WRITTEN EXERCISE :: Every line of the material is to be repeated exactly as it stands.

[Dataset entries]
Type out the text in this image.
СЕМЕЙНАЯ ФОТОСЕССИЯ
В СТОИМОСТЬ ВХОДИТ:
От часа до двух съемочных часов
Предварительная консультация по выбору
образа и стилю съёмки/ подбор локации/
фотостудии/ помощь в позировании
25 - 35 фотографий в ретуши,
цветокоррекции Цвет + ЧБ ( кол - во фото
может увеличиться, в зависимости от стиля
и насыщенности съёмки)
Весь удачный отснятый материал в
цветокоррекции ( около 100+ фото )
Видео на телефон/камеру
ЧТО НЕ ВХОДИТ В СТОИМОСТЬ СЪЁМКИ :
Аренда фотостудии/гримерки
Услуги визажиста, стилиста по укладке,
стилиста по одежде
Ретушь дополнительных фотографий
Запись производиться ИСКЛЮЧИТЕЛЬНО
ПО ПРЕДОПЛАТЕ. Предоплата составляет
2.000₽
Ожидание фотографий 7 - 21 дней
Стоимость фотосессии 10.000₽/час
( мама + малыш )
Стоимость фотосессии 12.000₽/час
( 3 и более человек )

ANSWER FOR THIS EXERCISE ::
Type out the text in this image.
СЕМЕЙНАЯ ФОТОСЕССИЯ
В СТОИМОСТЬ ВХОДИТ:
От часа до двух съемочных часов
Предварительная консультация по выбору
образа и стилю съёмки/ подбор локации/
фотостудии/ помощь в позировании
25 - 35 фотографий в ретуши,
цветокоррекции Цвет + ЧБ ( кол - во фото
может увеличиться, в зависимости от стиля
и насыщенности съёмки)
Весь удачный отснятый материал в
цветокоррекции ( около 100+ фото )
Видео на телефон/камеру
ЧТО НЕ ВХОДИТ В СТОИМОСТЬ СЪЁМКИ :
Аренда фотостудии/гримерки
Услуги визажиста, стилиста по укладке,
стилиста по одежде
Ретушь дополнительных фотографий
Запись производиться ИСКЛЮЧИТЕЛЬНО
ПО ПРЕДОПЛАТЕ. Предоплата составляет
2.000₽
Ожидание фотографий 7 - 21 дней
Стоимость фотосессии 10.000₽/час
( мама + малыш )
Стоимость фотосессии 12.000₽/час
( 3 и более человек )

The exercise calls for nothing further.